On raconte que l’Empereur Caligula avait nommé Incitatus, son cheval favori, au Sénat romain. Notre premier ministre n’est pas allé si loin, mais la nomination de trois candidats conservateurs récemment rejetés par les électeurs a certainement choqué. La manœuvre était bassement partisane, nul doute, mais elle était peut-être habile. Harper a démontré, par l’absurde, l’utilité de réformer le Sénat du Canada.
Monsieur Harper s’intéresse au Sénat depuis les tout débuts de sa carrière politique au sein du Reform Party. Sa base albertaine réclame depuis longtemps un Sénat élu, égal et efficace qui renforcerait la représentation de l’Ouest dans les institutions centrales et qui ferait contrepoids à l’influence du Québec et de l’Ontario. L’enjeu est suffisamment important pour que l’Alberta ait fait élire ses propres aspirants sénateurs. En 1990, Brian Mulroney s’est même senti obligé de nommer deux d’entre eux, Stan Waters et Bert Brown, à la Chambre haute. Si les velléités réformistes de Harper étaient contrariées par sa minorité parlementaire, le dernier obstacle a été levé le 2 mai dernier. La question du Sénat surgira donc lors du Discours du Trône.
Le projet Harper
À quoi faut-il s’attendre? Monsieur Harper ne peut changer le Sénat de fond en comble. Pour modifier la répartition des sièges, le mode de sélection des sénateurs ou les pouvoirs de la Chambre haute, il faut un amendement constitutionnel. La procédure est lente, lourde et hasardeuse. Elle demande l’appui formel de sept provinces représentant plus de 50% de la population du Canada. Entamer de telles discussions lancerait aussi une nouvelle ronde de négociations constitutionnelles avec le Québec. Pour les défenseurs du statu quo, c’est ouvrir la boîte de Pandore.

(Entrées d'éléments annotés)

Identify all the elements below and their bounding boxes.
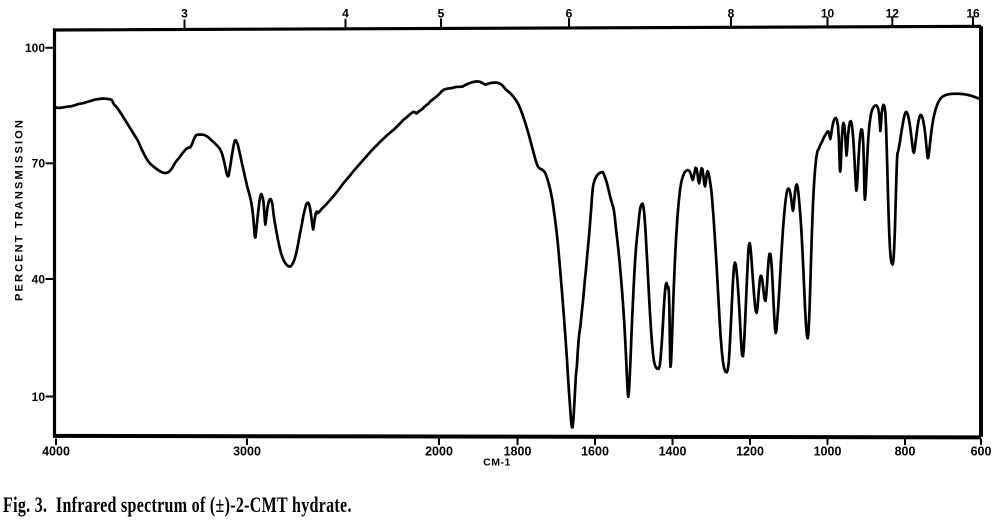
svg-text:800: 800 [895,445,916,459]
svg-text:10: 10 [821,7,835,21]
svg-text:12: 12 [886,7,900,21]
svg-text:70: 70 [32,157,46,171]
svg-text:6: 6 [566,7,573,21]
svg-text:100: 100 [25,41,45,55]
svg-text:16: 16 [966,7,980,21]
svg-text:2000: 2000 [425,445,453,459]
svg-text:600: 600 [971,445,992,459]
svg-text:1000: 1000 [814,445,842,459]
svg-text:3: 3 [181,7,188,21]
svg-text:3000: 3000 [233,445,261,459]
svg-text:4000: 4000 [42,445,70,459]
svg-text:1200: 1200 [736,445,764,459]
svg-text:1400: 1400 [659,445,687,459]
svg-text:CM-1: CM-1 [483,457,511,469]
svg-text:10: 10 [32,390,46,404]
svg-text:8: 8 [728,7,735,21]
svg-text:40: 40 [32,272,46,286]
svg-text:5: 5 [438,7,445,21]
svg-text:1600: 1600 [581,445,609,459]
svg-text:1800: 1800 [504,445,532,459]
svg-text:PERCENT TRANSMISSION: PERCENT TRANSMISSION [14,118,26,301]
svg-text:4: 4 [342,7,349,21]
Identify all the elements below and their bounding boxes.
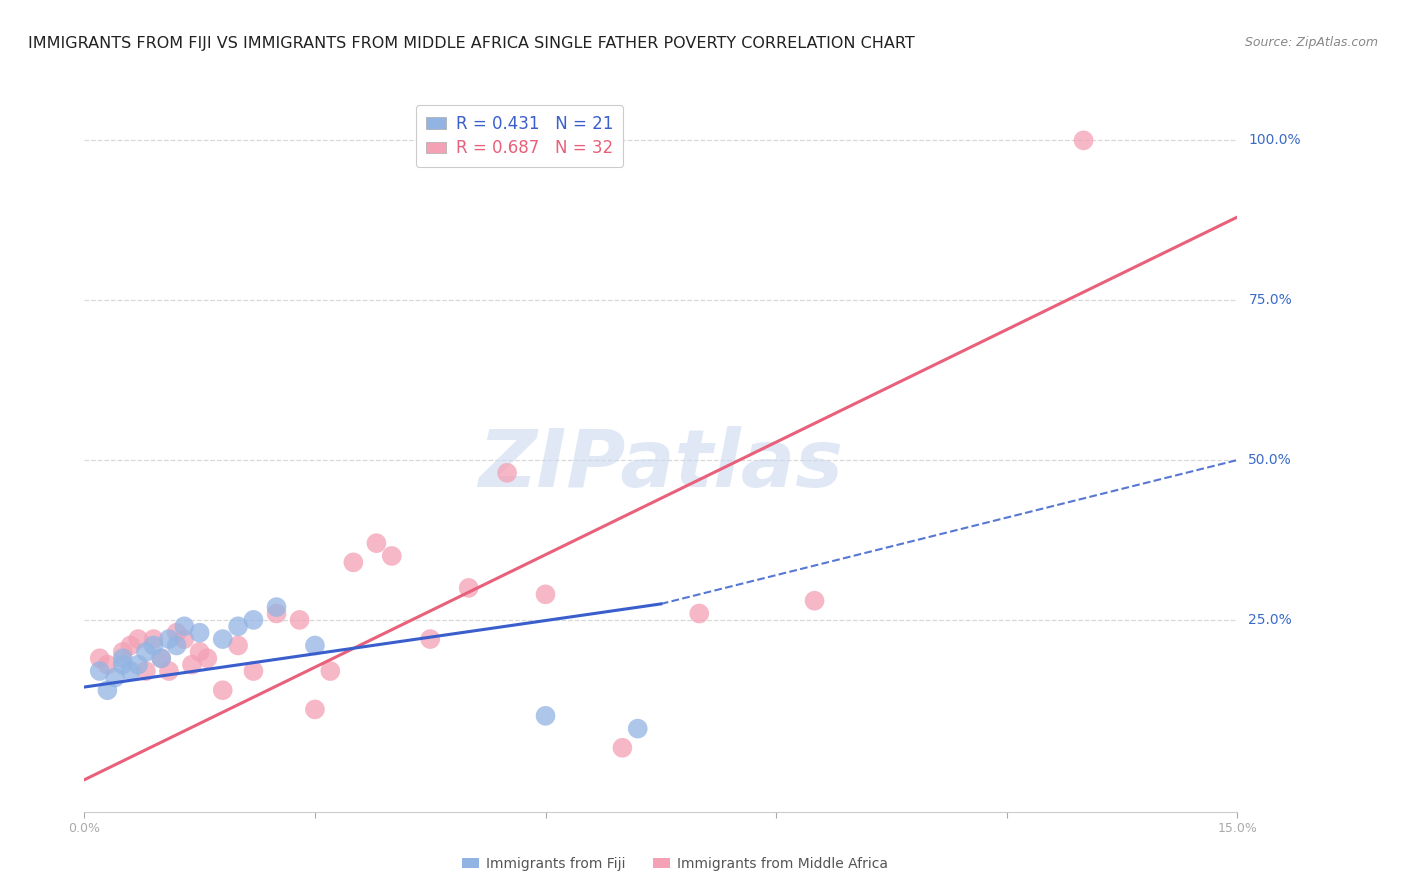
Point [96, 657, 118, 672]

PARTIES DE L'EXERCICE —
A – Selon le texte sur la réforme du Sénat, quel appui une modification constitutionnelle exige-t-elle ?
B – Rédigez la suite du texte sur la réforme du Sénat à partir de sa dernière phrase.
Ces données ne jouent aucun rôle ici.

RÉPONSES DANS L'ORDRE —
A – Elle exige l'appui formel de sept provinces représentant plus de 50% de la population du Canada.

B –
Dans ce contexte, la proposition du gouvernement est plus modeste. La convention actuelle veut que le Gouverneur général nomme les sénateurs sur recommandation du premier ministre. En théorie, rien n’empêche le premier ministre de consulter la population avant d’émettre ses recommandations. Il suffirait donc que ces « consultations » soient formalisées par un scrutin et qu’elles prennent place en même temps que les élections fédérales et nous obtiendrions, de facto, un Sénat élu. En réduisant le mandat des sénateurs à huit ans, l’institution rendrait compte à la population et deviendrait démocratique.
À première vue, l’idée est astucieuse. Elle semble éviter les hourvaris d’un amendement constitutionnel et mettre fin à l’une des grandes anomalies de notre système politique. On veut presque applaudir monsieur Harper d’avoir résolu un problème aussi ancien que la Confédération.
Réaction des provinces
Il y a pourtant du sable dans l’engrenage puisque le Québec et l’Ontario s’opposent au projet. En unissant leur voix, les deux provinces centrales peuvent faire échouer les plans d’Ottawa.
L’Ontario n’a rien à gagner dans cette réforme. Les sièges des Communes sont distribués en proportion de la population, et la plus populeuse province du pays se méfie donc d’un Sénat plus égalitaire et plus efficace qui diluerait son influence. Dalton McGuinty suggère plutôt d’abolir la Chambre haute.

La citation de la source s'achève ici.